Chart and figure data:
^^^^^^^^

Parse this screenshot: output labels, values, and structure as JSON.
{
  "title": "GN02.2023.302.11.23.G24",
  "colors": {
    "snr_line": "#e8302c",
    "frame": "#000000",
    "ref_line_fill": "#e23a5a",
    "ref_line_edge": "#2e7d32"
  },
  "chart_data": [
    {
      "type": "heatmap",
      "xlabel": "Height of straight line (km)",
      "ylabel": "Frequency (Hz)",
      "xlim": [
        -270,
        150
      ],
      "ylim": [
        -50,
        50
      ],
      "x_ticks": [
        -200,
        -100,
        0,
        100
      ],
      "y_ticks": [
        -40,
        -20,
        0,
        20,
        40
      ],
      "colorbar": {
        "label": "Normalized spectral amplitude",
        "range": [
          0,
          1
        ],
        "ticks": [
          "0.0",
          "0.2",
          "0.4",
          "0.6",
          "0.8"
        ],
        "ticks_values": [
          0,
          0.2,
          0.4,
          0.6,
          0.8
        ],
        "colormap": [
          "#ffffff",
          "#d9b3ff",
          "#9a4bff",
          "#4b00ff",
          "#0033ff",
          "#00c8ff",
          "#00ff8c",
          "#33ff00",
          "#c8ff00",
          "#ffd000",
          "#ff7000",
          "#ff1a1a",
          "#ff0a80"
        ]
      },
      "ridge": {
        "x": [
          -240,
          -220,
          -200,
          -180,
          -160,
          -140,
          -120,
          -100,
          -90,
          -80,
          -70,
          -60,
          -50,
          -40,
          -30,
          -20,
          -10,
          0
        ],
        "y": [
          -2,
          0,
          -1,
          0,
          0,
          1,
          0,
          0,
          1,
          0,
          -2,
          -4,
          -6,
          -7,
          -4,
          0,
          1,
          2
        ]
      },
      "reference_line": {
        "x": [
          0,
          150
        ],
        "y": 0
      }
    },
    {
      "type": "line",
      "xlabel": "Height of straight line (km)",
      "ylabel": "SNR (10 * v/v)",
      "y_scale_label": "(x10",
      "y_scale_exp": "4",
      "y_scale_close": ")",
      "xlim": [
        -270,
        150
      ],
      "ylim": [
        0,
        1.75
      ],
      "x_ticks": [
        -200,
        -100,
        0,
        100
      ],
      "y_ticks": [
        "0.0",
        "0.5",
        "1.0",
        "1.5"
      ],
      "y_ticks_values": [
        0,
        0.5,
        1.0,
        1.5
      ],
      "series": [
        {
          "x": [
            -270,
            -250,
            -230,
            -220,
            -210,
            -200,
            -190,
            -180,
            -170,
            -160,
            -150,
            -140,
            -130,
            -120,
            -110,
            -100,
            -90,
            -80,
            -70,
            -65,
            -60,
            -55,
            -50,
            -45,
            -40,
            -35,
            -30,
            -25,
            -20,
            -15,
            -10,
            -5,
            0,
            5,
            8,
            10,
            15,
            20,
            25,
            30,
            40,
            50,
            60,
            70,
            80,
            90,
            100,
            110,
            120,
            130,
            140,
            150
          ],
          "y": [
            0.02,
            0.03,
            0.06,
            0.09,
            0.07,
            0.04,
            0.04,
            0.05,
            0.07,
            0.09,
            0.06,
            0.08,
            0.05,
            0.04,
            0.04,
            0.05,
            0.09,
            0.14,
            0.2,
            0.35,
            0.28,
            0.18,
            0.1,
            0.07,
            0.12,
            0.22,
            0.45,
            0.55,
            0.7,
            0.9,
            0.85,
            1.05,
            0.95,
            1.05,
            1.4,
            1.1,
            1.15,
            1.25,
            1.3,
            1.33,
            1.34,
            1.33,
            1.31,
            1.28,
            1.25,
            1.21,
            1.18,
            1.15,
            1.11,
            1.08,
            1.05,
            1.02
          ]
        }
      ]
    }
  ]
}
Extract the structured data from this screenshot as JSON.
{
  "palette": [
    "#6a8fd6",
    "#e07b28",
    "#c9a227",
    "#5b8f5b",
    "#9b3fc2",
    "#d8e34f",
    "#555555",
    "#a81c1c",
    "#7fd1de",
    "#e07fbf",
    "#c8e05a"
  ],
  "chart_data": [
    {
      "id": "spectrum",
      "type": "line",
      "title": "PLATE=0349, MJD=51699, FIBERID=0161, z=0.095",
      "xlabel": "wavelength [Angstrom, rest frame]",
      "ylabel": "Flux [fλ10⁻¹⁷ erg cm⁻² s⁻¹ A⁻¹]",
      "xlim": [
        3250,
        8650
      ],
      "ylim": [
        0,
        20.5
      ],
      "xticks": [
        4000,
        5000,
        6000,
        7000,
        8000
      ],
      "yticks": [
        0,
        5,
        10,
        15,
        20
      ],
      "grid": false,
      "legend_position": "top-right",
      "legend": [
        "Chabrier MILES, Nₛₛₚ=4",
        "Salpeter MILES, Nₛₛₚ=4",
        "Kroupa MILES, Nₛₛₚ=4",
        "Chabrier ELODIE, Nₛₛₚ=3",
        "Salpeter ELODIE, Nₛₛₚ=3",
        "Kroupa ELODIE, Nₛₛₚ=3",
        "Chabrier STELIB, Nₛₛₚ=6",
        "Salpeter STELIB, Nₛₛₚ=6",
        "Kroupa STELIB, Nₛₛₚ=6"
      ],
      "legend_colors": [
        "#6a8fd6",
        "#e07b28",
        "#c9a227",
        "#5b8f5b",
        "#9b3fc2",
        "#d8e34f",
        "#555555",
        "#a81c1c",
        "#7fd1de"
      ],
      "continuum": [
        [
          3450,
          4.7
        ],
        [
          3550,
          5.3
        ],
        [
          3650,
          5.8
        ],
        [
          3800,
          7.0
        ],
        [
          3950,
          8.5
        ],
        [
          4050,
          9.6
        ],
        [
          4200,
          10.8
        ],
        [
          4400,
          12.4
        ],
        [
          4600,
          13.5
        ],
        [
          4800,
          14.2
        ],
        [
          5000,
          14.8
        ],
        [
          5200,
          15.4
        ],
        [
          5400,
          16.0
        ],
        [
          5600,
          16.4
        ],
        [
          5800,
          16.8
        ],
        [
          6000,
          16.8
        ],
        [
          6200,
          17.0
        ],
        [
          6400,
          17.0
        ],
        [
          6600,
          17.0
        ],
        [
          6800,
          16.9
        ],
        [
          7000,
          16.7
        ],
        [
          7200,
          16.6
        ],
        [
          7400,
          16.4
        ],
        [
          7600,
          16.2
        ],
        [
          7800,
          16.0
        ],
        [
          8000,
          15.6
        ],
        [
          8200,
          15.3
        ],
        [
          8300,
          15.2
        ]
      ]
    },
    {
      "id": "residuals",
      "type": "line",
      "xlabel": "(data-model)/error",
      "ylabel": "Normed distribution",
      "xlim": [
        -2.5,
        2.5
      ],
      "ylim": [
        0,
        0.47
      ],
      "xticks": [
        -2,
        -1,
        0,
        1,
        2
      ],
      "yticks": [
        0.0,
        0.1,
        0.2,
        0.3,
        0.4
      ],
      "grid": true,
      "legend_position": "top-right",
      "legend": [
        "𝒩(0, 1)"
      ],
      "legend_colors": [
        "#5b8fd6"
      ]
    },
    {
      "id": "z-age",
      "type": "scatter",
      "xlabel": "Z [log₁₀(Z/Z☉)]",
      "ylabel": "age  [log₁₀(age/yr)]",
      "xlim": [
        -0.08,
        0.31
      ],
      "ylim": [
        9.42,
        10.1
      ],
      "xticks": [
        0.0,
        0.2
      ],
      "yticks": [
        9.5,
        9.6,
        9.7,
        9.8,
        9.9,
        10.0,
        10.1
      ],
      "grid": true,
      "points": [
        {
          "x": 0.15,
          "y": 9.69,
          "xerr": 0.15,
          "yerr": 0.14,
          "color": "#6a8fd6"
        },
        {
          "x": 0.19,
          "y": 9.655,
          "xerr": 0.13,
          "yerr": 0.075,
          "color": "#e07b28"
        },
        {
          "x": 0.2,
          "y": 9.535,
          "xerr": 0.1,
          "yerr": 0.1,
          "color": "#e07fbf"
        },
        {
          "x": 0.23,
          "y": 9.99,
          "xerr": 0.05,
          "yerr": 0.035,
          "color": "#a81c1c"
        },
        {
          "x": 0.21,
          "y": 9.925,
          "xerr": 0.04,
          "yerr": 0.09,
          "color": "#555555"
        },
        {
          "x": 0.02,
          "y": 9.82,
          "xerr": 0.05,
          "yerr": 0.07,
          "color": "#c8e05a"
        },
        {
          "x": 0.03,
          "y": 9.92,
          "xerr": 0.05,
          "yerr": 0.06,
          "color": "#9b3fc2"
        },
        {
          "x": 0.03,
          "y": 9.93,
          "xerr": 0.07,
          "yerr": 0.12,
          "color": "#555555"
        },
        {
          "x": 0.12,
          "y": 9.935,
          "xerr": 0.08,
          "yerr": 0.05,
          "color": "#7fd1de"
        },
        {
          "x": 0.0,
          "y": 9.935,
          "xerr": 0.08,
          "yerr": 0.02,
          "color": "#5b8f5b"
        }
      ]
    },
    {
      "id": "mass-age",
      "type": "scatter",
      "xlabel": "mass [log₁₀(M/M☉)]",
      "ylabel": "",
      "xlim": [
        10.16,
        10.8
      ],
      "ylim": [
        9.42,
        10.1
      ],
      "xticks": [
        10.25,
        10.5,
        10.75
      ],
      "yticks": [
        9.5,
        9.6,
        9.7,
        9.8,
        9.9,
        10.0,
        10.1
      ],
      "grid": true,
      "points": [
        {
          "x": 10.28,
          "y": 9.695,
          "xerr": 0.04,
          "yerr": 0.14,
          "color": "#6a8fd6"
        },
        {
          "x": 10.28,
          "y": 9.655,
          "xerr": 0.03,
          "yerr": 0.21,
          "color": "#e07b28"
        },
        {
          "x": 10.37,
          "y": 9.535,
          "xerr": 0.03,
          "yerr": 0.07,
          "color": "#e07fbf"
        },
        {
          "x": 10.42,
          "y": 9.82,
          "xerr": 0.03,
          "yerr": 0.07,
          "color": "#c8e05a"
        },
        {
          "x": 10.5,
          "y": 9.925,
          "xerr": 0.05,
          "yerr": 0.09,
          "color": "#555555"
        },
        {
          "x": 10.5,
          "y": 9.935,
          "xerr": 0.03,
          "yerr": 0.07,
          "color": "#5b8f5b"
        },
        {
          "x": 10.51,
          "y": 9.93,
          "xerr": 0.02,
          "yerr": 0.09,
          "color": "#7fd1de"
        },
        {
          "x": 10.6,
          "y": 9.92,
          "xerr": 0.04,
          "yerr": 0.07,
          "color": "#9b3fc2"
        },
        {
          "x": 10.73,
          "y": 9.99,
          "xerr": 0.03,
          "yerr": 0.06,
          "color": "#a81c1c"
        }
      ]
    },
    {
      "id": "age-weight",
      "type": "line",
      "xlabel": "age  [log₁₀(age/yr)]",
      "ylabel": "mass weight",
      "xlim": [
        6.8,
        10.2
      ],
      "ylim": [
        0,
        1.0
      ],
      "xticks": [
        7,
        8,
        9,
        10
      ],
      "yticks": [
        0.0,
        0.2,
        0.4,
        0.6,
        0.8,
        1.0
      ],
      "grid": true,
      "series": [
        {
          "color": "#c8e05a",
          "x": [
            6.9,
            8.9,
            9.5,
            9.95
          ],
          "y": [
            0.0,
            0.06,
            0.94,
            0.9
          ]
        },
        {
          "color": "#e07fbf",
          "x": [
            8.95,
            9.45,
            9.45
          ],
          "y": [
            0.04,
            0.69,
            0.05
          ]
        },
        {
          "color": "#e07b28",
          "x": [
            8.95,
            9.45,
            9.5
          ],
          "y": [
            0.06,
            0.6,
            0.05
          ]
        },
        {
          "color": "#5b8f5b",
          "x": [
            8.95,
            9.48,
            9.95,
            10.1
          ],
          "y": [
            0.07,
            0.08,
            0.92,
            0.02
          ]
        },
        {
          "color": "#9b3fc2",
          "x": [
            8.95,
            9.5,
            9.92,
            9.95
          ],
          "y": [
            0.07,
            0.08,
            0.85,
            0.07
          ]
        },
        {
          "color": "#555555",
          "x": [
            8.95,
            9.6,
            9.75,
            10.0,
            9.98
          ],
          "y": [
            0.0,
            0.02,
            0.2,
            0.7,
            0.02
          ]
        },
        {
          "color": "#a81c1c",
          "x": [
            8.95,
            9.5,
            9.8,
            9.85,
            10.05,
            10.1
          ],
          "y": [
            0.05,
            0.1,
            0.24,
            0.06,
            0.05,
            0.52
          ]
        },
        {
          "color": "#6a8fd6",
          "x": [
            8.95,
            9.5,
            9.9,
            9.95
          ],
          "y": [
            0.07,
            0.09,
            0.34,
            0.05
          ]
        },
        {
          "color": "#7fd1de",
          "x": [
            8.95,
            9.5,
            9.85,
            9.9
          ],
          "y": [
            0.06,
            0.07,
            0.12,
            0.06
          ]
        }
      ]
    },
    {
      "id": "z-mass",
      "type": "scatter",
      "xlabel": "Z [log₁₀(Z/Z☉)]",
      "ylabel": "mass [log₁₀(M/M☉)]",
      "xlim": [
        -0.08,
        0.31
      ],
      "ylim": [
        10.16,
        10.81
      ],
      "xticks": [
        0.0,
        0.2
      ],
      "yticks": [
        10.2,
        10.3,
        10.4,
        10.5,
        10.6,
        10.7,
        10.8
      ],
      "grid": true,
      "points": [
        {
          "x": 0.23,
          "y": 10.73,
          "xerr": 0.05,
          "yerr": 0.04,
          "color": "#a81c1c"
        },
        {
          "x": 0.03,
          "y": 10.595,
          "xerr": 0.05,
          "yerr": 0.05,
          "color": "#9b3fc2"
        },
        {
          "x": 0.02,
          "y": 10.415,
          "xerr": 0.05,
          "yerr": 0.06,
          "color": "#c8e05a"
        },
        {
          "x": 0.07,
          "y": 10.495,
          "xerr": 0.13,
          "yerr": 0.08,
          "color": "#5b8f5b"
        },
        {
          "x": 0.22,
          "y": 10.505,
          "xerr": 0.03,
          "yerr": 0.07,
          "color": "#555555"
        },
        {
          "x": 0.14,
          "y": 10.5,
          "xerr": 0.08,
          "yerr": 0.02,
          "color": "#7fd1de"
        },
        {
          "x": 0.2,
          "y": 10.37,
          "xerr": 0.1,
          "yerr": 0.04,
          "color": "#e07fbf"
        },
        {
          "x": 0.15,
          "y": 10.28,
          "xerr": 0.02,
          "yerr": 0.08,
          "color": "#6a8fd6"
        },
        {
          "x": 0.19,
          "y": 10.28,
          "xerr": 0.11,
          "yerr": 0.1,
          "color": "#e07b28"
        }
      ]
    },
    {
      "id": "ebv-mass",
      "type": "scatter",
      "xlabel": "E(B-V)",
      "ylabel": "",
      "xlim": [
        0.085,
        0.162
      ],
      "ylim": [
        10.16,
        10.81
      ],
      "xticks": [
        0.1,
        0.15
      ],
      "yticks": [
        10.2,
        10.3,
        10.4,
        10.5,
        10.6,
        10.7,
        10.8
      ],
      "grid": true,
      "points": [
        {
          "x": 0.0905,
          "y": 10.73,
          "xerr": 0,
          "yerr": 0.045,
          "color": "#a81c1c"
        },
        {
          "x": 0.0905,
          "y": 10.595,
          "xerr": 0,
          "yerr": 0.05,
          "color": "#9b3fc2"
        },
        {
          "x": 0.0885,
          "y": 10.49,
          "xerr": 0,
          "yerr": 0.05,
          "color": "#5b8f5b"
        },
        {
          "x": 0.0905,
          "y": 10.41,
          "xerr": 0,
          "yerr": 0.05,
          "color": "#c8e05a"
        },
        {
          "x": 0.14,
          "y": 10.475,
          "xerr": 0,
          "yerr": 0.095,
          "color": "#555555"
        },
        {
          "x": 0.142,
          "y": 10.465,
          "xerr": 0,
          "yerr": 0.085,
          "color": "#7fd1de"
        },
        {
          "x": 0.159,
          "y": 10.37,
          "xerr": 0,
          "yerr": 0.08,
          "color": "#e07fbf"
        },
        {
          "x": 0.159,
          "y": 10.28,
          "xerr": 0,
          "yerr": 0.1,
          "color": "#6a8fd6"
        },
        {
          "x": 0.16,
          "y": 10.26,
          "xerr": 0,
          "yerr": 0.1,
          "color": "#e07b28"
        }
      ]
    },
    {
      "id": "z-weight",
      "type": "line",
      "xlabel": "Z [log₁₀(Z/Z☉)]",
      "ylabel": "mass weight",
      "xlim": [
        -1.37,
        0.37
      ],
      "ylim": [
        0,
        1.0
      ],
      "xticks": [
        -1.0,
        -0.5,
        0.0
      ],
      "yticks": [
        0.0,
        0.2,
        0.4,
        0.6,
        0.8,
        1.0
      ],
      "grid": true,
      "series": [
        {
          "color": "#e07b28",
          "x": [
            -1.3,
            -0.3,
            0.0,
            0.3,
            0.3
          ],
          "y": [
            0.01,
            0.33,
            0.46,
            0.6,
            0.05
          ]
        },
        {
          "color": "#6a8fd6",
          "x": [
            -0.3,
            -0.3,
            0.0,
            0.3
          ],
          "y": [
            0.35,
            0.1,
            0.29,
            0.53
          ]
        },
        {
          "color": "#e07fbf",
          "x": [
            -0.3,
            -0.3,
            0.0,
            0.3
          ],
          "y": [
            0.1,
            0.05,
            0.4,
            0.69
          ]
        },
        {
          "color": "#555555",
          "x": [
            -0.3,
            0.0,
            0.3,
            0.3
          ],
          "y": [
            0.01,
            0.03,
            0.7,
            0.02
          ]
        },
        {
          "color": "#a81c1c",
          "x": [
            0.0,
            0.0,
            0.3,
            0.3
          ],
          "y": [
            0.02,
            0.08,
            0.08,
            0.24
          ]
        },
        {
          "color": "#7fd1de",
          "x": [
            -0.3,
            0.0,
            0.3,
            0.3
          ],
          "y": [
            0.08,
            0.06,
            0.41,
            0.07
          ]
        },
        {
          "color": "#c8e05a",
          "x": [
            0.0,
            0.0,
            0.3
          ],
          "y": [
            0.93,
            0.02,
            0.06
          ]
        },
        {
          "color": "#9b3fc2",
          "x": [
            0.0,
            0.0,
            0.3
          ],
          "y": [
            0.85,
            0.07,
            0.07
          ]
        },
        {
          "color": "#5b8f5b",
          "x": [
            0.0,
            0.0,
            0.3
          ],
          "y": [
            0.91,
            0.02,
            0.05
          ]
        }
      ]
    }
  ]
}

^^^^^^^^

Task prompt: List each line of the entries that holds the string "weight".

Response:
      "id": "age-weight",
      "ylabel": "mass weight",
      "id": "z-weight",
      "ylabel": "mass weight",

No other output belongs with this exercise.